::: Document text

CPC G06F 9/5083 (2013.01) [G06F 9/5016 (2013.01); G06F 11/3442 (2013.01); G06F 12/0238 (2013.01); H04L 41/0896 (2013.01); G06F 9/505 (2013.01); G06F 11/3409 (2013.01); G06F 2209/508 (2013.01); G06F 2212/1024 (2013.01); G06N 20/00 (2019.01)] | 18 Claims |
1. A method, comprising:
sending, by one or more processors, input data to a plurality of computing devices configured to process the input data, wherein a respective portion of the input data is sent to each of the plurality of computing devices according to a load-balancing distribution;
receiving, from a first computing device of the plurality of computing devices, data characterizing memory bandwidth for a memory device on the first computing device over a period of time, wherein the portion of the input data sent to the first computing device comprises a request to the first computing device to return output data by processing the data using a machine learning model;
determining, at least from the data characterizing the memory bandwidth and a memory bandwidth saturation point for the first computing device, that the first computing device can process additional data within a predetermined latency threshold, the predetermined latency threshold specifying a maximum tolerated rate of change between access latency and the memory bandwidth, and the access latency being a measure of time to access data stored on the memory device, wherein the memory bandwidth saturation point for the first computing device is determined by:
receiving measures of access latency at different memory bandwidths, each memory bandwidth corresponding to a respective measure of access latency, and
identifying the memory bandwidth saturation point for the first computing device as a point where a graph of the access latency as a function of the memory bandwidth begins to exhibit a non-linear relationship such that an increase in access latency per unit increase of memory bandwidth is greater than another increase in access latency per unit increase of memory bandwidth exhibiting a linear relationship between the access latency and the memory bandwidth;
identifying a first memory bandwidth corresponding to the memory bandwidth saturation point; and
in response to determining that the first computing device can process additional data within the predetermined latency threshold, sending the additional data to the first computing device for processing by the first computing device.

::::::
::: Given entries

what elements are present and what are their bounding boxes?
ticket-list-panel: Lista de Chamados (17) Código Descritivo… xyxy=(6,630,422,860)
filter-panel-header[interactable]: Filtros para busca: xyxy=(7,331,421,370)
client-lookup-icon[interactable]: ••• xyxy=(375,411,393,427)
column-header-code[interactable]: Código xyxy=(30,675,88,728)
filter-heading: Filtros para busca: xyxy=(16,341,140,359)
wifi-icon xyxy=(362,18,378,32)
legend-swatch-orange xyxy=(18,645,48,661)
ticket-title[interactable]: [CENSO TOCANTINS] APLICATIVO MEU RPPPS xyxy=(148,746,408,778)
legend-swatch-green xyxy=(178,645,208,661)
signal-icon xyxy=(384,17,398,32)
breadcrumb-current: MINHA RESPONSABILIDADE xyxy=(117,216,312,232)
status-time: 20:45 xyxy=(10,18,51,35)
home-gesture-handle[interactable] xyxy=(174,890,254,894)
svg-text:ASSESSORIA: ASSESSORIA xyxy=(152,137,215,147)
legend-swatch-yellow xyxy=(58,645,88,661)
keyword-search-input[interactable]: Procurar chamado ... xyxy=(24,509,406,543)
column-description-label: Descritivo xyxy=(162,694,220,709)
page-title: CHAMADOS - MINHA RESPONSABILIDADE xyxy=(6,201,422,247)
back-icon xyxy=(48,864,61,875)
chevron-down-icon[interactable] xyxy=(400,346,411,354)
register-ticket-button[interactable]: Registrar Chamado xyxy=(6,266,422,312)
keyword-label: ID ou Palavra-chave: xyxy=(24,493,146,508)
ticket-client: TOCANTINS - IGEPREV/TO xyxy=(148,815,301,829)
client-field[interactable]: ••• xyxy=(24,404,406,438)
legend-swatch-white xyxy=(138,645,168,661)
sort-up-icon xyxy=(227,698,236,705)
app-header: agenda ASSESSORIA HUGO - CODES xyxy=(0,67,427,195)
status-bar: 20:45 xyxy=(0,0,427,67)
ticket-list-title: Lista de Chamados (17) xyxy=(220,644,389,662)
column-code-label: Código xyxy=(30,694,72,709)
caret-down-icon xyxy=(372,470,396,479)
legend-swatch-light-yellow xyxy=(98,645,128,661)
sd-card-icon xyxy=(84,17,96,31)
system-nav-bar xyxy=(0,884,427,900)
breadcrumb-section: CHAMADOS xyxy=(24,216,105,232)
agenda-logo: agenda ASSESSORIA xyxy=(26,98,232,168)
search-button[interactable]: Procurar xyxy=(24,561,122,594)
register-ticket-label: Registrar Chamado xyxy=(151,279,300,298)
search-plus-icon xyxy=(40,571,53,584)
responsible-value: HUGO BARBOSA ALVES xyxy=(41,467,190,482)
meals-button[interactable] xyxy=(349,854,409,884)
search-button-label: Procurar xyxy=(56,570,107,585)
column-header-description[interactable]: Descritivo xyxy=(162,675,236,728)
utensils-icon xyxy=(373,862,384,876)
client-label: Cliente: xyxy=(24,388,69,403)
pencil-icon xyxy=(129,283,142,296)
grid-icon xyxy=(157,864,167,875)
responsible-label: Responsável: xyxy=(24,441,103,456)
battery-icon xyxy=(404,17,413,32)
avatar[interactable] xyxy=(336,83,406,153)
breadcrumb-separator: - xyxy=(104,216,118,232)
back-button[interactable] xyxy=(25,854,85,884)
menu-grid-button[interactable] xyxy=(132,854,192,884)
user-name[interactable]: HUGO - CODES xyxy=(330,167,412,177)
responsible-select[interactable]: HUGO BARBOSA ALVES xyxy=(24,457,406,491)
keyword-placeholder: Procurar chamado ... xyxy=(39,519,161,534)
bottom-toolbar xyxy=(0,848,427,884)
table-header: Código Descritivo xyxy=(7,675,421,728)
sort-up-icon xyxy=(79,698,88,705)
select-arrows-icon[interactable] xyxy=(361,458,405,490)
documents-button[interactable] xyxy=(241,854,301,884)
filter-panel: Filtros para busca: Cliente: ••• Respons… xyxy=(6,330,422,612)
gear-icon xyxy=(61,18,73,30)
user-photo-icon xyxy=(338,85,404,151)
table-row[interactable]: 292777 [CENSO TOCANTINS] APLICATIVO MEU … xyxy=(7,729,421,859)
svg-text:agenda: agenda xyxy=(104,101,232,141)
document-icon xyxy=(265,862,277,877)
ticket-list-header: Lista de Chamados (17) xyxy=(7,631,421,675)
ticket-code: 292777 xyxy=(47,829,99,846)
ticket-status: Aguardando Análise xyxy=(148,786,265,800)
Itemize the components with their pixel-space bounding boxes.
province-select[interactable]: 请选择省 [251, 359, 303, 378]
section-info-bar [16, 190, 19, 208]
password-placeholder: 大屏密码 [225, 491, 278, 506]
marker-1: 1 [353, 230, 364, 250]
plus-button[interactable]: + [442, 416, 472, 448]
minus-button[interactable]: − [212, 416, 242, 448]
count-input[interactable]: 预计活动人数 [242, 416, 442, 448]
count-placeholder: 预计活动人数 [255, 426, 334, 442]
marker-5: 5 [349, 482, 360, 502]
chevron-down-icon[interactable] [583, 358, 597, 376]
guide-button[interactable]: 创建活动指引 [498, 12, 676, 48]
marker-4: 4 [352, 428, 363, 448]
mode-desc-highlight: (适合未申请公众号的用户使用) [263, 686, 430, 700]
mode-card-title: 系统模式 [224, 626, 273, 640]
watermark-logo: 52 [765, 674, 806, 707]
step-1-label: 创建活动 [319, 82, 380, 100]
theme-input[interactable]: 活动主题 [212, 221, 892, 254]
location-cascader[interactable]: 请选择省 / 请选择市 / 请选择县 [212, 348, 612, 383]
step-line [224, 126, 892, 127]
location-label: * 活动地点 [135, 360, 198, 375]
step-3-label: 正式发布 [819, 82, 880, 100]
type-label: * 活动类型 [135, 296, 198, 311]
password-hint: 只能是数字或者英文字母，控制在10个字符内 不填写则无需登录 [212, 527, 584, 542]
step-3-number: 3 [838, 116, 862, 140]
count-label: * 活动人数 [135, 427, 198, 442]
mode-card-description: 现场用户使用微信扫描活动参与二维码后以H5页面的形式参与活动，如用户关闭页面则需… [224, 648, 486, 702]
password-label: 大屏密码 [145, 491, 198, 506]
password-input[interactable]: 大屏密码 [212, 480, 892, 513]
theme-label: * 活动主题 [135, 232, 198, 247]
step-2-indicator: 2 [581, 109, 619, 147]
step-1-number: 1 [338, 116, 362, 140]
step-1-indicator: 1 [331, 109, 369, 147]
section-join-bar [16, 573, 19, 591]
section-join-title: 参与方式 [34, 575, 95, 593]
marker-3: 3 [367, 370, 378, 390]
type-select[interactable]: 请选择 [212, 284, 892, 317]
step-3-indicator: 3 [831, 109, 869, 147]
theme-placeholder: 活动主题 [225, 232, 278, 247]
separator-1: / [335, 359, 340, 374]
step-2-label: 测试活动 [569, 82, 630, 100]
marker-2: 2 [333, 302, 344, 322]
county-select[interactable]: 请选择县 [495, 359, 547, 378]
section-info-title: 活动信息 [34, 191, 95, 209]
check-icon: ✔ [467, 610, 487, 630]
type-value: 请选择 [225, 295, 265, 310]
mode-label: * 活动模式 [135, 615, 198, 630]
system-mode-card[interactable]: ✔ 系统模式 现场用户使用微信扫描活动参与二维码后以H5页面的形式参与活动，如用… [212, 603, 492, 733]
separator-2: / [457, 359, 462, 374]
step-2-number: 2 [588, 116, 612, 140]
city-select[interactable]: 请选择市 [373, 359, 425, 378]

::::::
::: Given entries

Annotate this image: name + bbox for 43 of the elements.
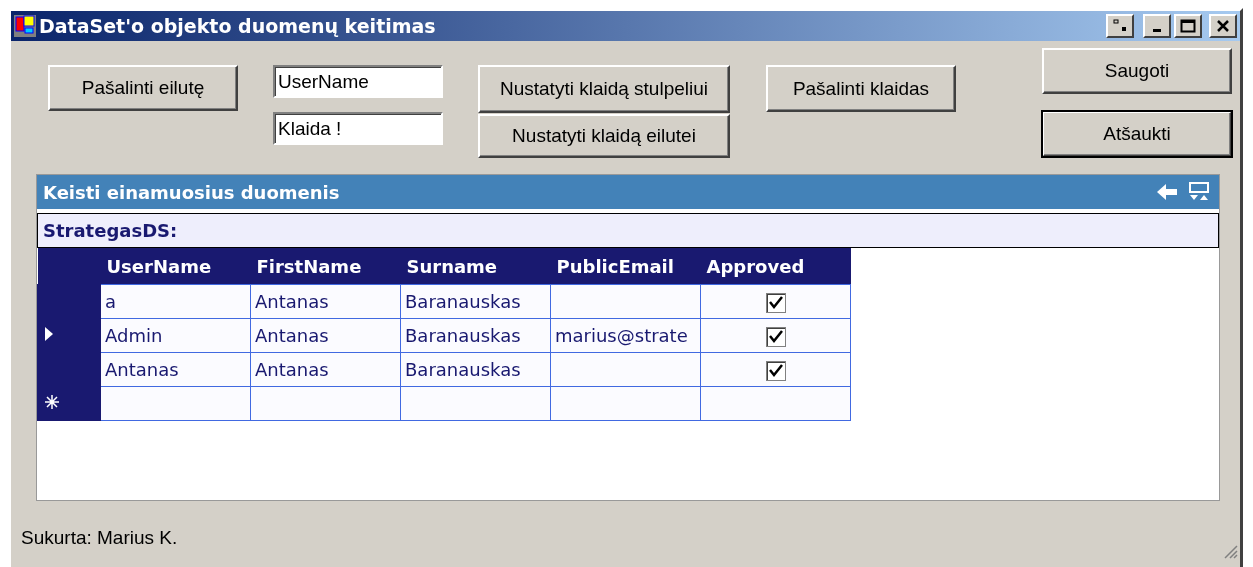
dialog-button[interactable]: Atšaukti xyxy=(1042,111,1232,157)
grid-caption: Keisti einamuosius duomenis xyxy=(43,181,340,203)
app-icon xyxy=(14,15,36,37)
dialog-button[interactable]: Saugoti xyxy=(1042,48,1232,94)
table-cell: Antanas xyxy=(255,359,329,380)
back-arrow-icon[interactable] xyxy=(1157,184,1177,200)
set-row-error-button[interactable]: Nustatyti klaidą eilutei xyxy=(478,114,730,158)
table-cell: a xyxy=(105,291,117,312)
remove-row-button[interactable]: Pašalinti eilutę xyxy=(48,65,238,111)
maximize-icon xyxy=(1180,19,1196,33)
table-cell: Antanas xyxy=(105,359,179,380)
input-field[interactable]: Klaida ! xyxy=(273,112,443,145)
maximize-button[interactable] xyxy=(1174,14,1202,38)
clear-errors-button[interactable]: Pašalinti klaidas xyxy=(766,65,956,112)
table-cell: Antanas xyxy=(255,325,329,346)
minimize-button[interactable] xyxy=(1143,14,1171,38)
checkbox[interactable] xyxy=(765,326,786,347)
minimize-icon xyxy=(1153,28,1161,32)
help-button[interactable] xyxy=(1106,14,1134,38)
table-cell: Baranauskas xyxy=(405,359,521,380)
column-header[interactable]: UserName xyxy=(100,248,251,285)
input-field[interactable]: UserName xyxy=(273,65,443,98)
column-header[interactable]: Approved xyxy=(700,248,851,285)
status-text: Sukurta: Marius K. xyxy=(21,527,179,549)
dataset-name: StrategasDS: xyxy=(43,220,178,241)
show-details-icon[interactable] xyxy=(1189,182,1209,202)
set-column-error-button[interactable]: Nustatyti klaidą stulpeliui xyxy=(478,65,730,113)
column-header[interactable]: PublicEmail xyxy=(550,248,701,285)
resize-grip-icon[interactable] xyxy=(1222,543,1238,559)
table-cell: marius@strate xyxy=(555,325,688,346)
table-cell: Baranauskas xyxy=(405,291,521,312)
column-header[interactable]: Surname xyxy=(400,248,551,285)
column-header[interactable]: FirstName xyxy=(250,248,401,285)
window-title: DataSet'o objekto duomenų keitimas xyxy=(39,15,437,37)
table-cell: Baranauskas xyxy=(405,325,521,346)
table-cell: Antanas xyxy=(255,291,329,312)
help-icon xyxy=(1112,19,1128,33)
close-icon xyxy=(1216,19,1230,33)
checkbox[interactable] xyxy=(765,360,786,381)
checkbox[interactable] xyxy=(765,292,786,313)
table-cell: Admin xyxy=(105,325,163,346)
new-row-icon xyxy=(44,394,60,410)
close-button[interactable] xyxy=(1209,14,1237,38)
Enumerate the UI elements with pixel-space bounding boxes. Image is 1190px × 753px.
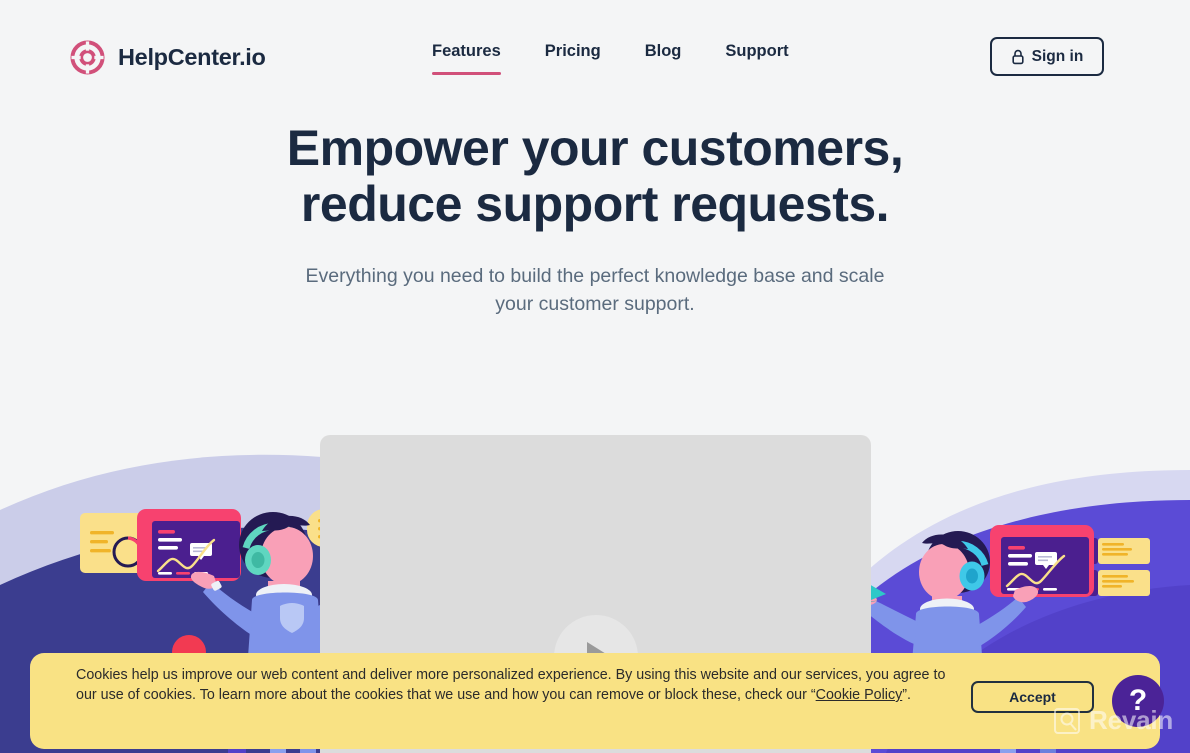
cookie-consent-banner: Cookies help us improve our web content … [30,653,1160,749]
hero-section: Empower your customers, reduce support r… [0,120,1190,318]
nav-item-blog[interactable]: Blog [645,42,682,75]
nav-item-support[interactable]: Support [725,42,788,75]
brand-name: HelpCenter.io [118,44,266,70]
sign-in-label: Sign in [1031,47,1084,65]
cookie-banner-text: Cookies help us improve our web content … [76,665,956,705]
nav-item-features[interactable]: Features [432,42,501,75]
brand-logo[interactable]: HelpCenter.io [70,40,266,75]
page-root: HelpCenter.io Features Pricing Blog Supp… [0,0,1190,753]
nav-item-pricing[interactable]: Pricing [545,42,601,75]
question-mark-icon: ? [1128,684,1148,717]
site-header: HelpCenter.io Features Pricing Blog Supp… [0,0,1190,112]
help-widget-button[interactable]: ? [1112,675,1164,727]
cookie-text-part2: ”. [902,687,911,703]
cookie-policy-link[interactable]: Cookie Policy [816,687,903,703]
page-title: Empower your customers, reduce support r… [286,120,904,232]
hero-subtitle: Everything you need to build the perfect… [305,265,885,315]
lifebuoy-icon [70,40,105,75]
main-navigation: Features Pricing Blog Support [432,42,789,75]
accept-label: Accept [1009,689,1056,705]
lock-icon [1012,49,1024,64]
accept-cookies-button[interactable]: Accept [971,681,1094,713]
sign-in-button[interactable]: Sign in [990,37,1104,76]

::::::
::: Given entries

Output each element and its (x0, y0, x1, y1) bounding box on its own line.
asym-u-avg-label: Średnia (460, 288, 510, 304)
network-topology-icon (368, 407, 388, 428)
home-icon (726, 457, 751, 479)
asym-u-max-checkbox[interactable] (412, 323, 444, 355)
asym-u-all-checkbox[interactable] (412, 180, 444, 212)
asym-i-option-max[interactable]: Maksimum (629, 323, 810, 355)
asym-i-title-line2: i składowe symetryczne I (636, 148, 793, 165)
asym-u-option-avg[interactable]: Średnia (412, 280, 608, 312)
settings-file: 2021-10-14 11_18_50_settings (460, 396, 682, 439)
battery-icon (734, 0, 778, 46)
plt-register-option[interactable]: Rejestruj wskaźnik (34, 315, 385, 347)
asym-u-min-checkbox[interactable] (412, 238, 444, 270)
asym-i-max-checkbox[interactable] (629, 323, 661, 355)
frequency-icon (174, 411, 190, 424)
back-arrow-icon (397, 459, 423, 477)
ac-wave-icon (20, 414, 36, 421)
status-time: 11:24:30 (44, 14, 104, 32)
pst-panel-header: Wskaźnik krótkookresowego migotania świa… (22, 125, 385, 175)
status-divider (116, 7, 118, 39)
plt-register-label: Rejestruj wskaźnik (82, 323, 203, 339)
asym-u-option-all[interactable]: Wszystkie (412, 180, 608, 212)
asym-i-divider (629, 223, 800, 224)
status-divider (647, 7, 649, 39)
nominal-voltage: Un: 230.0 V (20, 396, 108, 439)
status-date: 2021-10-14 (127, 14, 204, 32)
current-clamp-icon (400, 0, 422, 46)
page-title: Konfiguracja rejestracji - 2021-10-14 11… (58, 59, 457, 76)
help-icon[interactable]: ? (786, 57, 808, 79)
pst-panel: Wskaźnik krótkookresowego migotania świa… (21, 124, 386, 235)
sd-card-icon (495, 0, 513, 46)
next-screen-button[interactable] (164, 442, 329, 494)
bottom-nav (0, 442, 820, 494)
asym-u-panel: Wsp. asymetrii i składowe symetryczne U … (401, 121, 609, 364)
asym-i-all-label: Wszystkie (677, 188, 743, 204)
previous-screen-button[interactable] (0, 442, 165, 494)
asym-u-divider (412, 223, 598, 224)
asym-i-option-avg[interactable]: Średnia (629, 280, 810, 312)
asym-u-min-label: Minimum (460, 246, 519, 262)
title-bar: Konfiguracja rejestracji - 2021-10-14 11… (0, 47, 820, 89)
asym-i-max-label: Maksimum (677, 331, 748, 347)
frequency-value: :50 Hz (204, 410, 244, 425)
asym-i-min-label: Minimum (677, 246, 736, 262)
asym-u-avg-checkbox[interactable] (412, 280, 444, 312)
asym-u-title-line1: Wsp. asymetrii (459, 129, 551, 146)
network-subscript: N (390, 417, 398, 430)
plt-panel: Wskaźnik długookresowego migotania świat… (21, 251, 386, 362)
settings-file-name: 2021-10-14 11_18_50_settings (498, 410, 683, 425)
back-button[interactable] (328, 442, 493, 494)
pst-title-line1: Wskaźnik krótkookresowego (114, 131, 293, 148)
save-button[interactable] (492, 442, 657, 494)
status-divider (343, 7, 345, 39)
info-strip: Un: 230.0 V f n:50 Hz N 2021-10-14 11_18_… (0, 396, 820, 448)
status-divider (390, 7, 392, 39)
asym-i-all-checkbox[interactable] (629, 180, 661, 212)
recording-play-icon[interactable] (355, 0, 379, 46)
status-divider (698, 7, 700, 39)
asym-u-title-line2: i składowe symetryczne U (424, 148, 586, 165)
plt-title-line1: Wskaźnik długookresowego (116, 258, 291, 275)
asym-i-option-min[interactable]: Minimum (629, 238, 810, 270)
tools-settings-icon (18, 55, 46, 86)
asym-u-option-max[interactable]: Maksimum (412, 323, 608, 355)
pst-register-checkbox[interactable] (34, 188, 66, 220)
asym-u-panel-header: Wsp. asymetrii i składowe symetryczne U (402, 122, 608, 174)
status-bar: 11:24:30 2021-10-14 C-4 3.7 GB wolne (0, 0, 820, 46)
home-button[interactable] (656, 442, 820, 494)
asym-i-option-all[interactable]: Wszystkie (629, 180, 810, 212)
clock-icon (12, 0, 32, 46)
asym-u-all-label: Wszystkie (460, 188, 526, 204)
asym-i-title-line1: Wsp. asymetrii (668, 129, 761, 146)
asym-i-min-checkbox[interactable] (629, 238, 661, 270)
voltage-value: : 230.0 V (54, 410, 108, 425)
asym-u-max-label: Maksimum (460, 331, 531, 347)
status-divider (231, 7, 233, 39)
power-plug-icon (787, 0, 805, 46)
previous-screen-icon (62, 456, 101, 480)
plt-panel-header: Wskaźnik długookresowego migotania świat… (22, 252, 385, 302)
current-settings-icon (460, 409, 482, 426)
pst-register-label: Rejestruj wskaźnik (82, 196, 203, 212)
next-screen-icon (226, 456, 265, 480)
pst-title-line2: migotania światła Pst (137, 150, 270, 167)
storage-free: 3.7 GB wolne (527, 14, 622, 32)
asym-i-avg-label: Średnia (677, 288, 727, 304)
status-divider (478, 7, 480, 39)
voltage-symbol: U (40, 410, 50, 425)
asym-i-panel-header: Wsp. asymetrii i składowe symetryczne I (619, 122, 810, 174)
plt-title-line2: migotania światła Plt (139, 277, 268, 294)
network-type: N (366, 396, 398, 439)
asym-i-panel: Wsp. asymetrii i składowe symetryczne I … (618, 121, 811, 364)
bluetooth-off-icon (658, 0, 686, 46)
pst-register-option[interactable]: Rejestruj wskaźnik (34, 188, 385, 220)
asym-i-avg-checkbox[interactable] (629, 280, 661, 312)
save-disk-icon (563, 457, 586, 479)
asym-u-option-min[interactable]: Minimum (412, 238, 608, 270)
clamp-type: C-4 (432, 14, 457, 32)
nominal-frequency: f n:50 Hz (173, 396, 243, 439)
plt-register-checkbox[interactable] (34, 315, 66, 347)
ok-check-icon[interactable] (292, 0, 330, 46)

::::::

**Problem statement:** In the patent claim, what does the predetermined latency threshold specify?

**Written answer:** A maximum tolerated rate of change between access latency and the memory bandwidth.